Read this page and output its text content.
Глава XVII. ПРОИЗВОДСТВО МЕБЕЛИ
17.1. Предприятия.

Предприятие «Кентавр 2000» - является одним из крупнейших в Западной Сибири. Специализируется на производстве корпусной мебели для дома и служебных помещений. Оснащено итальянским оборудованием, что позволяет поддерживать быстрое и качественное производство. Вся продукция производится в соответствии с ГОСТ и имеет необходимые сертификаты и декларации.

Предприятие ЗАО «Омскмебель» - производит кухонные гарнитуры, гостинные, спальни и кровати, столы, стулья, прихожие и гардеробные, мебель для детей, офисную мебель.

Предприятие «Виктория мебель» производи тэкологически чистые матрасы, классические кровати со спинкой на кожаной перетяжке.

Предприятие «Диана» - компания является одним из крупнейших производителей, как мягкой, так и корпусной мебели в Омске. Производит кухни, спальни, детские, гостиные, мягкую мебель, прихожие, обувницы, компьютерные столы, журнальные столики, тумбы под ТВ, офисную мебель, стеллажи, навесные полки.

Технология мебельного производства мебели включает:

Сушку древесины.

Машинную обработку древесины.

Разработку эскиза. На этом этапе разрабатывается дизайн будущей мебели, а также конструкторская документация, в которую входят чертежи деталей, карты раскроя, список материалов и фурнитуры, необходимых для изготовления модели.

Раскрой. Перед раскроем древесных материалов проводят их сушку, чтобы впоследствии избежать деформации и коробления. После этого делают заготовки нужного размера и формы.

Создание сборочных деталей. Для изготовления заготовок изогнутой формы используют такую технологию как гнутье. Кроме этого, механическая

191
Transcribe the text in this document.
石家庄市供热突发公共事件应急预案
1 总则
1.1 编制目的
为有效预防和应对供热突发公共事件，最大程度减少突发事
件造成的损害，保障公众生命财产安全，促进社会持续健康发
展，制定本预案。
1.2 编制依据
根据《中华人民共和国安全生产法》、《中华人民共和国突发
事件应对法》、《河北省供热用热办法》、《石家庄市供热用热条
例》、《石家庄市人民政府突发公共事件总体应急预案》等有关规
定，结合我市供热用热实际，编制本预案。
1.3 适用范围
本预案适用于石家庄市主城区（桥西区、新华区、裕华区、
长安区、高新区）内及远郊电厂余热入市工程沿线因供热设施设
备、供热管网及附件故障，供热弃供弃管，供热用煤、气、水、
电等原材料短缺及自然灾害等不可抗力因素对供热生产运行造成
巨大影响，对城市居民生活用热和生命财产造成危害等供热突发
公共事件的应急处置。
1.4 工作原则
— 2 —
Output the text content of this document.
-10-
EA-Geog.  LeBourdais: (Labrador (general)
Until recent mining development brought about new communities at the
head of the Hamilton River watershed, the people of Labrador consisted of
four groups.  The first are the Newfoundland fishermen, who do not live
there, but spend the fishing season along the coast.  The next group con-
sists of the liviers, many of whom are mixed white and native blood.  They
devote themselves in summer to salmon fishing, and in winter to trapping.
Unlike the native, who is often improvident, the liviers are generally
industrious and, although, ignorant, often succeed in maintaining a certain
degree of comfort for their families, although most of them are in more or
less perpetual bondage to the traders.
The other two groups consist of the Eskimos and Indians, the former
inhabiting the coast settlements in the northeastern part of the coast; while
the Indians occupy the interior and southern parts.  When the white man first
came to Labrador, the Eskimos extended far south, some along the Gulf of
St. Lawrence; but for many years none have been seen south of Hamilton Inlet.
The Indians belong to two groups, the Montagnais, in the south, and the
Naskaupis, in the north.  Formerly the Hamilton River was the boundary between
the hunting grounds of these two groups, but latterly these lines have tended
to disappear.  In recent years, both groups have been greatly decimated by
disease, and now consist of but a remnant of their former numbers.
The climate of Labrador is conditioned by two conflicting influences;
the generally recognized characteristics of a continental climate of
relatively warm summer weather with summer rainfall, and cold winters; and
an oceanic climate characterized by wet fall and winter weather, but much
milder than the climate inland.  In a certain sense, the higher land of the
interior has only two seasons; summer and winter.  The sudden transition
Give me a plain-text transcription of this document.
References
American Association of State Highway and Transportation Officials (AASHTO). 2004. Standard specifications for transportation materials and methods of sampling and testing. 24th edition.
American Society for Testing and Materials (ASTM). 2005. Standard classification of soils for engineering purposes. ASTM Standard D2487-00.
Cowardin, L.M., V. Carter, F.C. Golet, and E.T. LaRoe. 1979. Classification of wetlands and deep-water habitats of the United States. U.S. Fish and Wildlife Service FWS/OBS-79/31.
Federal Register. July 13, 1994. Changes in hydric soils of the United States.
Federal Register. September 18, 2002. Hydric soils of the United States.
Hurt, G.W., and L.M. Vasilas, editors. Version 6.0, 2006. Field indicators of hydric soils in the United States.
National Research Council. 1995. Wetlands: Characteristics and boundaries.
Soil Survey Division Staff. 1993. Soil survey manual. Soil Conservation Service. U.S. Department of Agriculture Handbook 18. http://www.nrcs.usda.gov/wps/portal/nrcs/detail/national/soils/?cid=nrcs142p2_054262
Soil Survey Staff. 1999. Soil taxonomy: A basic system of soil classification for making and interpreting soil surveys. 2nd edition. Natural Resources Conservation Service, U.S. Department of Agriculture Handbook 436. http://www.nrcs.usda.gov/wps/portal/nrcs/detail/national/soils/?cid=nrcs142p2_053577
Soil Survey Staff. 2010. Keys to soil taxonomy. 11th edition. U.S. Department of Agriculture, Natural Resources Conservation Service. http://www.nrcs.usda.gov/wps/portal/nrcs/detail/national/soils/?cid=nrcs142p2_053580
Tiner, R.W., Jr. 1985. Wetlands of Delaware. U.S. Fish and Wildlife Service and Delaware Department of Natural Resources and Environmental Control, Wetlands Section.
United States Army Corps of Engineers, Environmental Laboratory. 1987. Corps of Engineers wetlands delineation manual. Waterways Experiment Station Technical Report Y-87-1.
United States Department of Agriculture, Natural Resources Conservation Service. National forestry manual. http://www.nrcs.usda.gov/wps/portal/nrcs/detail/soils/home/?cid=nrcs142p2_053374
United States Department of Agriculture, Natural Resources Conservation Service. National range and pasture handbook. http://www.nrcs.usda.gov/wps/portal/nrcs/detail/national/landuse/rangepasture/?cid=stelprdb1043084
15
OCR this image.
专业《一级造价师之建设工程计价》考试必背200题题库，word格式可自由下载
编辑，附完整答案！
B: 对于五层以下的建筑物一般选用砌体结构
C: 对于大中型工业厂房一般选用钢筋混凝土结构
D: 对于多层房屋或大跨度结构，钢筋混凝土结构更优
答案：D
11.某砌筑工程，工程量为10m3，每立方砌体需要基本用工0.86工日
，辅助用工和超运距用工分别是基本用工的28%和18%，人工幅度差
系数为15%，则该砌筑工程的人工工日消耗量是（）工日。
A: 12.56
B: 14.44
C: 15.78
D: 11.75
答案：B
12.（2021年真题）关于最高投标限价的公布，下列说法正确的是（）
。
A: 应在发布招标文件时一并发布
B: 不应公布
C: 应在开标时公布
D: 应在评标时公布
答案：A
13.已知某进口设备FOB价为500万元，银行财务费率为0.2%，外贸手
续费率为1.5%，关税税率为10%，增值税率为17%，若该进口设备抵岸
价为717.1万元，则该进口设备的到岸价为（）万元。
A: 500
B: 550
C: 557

====================

### Task goal
Extract all of the data shown above without alteration.

### Worked answer
Read this page and output its text content.
Глава XVII. ПРОИЗВОДСТВО МЕБЕЛИ
17.1. Предприятия.

Предприятие «Кентавр 2000» - является одним из крупнейших в Западной Сибири. Специализируется на производстве корпусной мебели для дома и служебных помещений. Оснащено итальянским оборудованием, что позволяет поддерживать быстрое и качественное производство. Вся продукция производится в соответствии с ГОСТ и имеет необходимые сертификаты и декларации.

Предприятие ЗАО «Омскмебель» - производит кухонные гарнитуры, гостинные, спальни и кровати, столы, стулья, прихожие и гардеробные, мебель для детей, офисную мебель.

Предприятие «Виктория мебель» производи тэкологически чистые матрасы, классические кровати со спинкой на кожаной перетяжке.

Предприятие «Диана» - компания является одним из крупнейших производителей, как мягкой, так и корпусной мебели в Омске. Производит кухни, спальни, детские, гостиные, мягкую мебель, прихожие, обувницы, компьютерные столы, журнальные столики, тумбы под ТВ, офисную мебель, стеллажи, навесные полки.

Технология мебельного производства мебели включает:

Сушку древесины.

Машинную обработку древесины.

Разработку эскиза. На этом этапе разрабатывается дизайн будущей мебели, а также конструкторская документация, в которую входят чертежи деталей, карты раскроя, список материалов и фурнитуры, необходимых для изготовления модели.

Раскрой. Перед раскроем древесных материалов проводят их сушку, чтобы впоследствии избежать деформации и коробления. После этого делают заготовки нужного размера и формы.

Создание сборочных деталей. Для изготовления заготовок изогнутой формы используют такую технологию как гнутье. Кроме этого, механическая

191
Transcribe the text in this document.
石家庄市供热突发公共事件应急预案
1 总则
1.1 编制目的
为有效预防和应对供热突发公共事件，最大程度减少突发事
件造成的损害，保障公众生命财产安全，促进社会持续健康发
展，制定本预案。
1.2 编制依据
根据《中华人民共和国安全生产法》、《中华人民共和国突发
事件应对法》、《河北省供热用热办法》、《石家庄市供热用热条
例》、《石家庄市人民政府突发公共事件总体应急预案》等有关规
定，结合我市供热用热实际，编制本预案。
1.3 适用范围
本预案适用于石家庄市主城区（桥西区、新华区、裕华区、
长安区、高新区）内及远郊电厂余热入市工程沿线因供热设施设
备、供热管网及附件故障，供热弃供弃管，供热用煤、气、水、
电等原材料短缺及自然灾害等不可抗力因素对供热生产运行造成
巨大影响，对城市居民生活用热和生命财产造成危害等供热突发
公共事件的应急处置。
1.4 工作原则
— 2 —
Output the text content of this document.
-10-
EA-Geog.  LeBourdais: (Labrador (general)
Until recent mining development brought about new communities at the
head of the Hamilton River watershed, the people of Labrador consisted of
four groups.  The first are the Newfoundland fishermen, who do not live
there, but spend the fishing season along the coast.  The next group con-
sists of the liviers, many of whom are mixed white and native blood.  They
devote themselves in summer to salmon fishing, and in winter to trapping.
Unlike the native, who is often improvident, the liviers are generally
industrious and, although, ignorant, often succeed in maintaining a certain
degree of comfort for their families, although most of them are in more or
less perpetual bondage to the traders.
The other two groups consist of the Eskimos and Indians, the former
inhabiting the coast settlements in the northeastern part of the coast; while
the Indians occupy the interior and southern parts.  When the white man first
came to Labrador, the Eskimos extended far south, some along the Gulf of
St. Lawrence; but for many years none have been seen south of Hamilton Inlet.
The Indians belong to two groups, the Montagnais, in the south, and the
Naskaupis, in the north.  Formerly the Hamilton River was the boundary between
the hunting grounds of these two groups, but latterly these lines have tended
to disappear.  In recent years, both groups have been greatly decimated by
disease, and now consist of but a remnant of their former numbers.
The climate of Labrador is conditioned by two conflicting influences;
the generally recognized characteristics of a continental climate of
relatively warm summer weather with summer rainfall, and cold winters; and
an oceanic climate characterized by wet fall and winter weather, but much
milder than the climate inland.  In a certain sense, the higher land of the
interior has only two seasons; summer and winter.  The sudden transition
Give me a plain-text transcription of this document.
References
American Association of State Highway and Transportation Officials (AASHTO). 2004. Standard specifications for transportation materials and methods of sampling and testing. 24th edition.
American Society for Testing and Materials (ASTM). 2005. Standard classification of soils for engineering purposes. ASTM Standard D2487-00.
Cowardin, L.M., V. Carter, F.C. Golet, and E.T. LaRoe. 1979. Classification of wetlands and deep-water habitats of the United States. U.S. Fish and Wildlife Service FWS/OBS-79/31.
Federal Register. July 13, 1994. Changes in hydric soils of the United States.
Federal Register. September 18, 2002. Hydric soils of the United States.
Hurt, G.W., and L.M. Vasilas, editors. Version 6.0, 2006. Field indicators of hydric soils in the United States.
National Research Council. 1995. Wetlands: Characteristics and boundaries.
Soil Survey Division Staff. 1993. Soil survey manual. Soil Conservation Service. U.S. Department of Agriculture Handbook 18. http://www.nrcs.usda.gov/wps/portal/nrcs/detail/national/soils/?cid=nrcs142p2_054262
Soil Survey Staff. 1999. Soil taxonomy: A basic system of soil classification for making and interpreting soil surveys. 2nd edition. Natural Resources Conservation Service, U.S. Department of Agriculture Handbook 436. http://www.nrcs.usda.gov/wps/portal/nrcs/detail/national/soils/?cid=nrcs142p2_053577
Soil Survey Staff. 2010. Keys to soil taxonomy. 11th edition. U.S. Department of Agriculture, Natural Resources Conservation Service. http://www.nrcs.usda.gov/wps/portal/nrcs/detail/national/soils/?cid=nrcs142p2_053580
Tiner, R.W., Jr. 1985. Wetlands of Delaware. U.S. Fish and Wildlife Service and Delaware Department of Natural Resources and Environmental Control, Wetlands Section.
United States Army Corps of Engineers, Environmental Laboratory. 1987. Corps of Engineers wetlands delineation manual. Waterways Experiment Station Technical Report Y-87-1.
United States Department of Agriculture, Natural Resources Conservation Service. National forestry manual. http://www.nrcs.usda.gov/wps/portal/nrcs/detail/soils/home/?cid=nrcs142p2_053374
United States Department of Agriculture, Natural Resources Conservation Service. National range and pasture handbook. http://www.nrcs.usda.gov/wps/portal/nrcs/detail/national/landuse/rangepasture/?cid=stelprdb1043084
15
OCR this image.
专业《一级造价师之建设工程计价》考试必背200题题库，word格式可自由下载
编辑，附完整答案！
B: 对于五层以下的建筑物一般选用砌体结构
C: 对于大中型工业厂房一般选用钢筋混凝土结构
D: 对于多层房屋或大跨度结构，钢筋混凝土结构更优
答案：D
11.某砌筑工程，工程量为10m3，每立方砌体需要基本用工0.86工日
，辅助用工和超运距用工分别是基本用工的28%和18%，人工幅度差
系数为15%，则该砌筑工程的人工工日消耗量是（）工日。
A: 12.56
B: 14.44
C: 15.78
D: 11.75
答案：B
12.（2021年真题）关于最高投标限价的公布，下列说法正确的是（）
。
A: 应在发布招标文件时一并发布
B: 不应公布
C: 应在开标时公布
D: 应在评标时公布
答案：A
13.已知某进口设备FOB价为500万元，银行财务费率为0.2%，外贸手
续费率为1.5%，关税税率为10%，增值税率为17%，若该进口设备抵岸
价为717.1万元，则该进口设备的到岸价为（）万元。
A: 500
B: 550
C: 557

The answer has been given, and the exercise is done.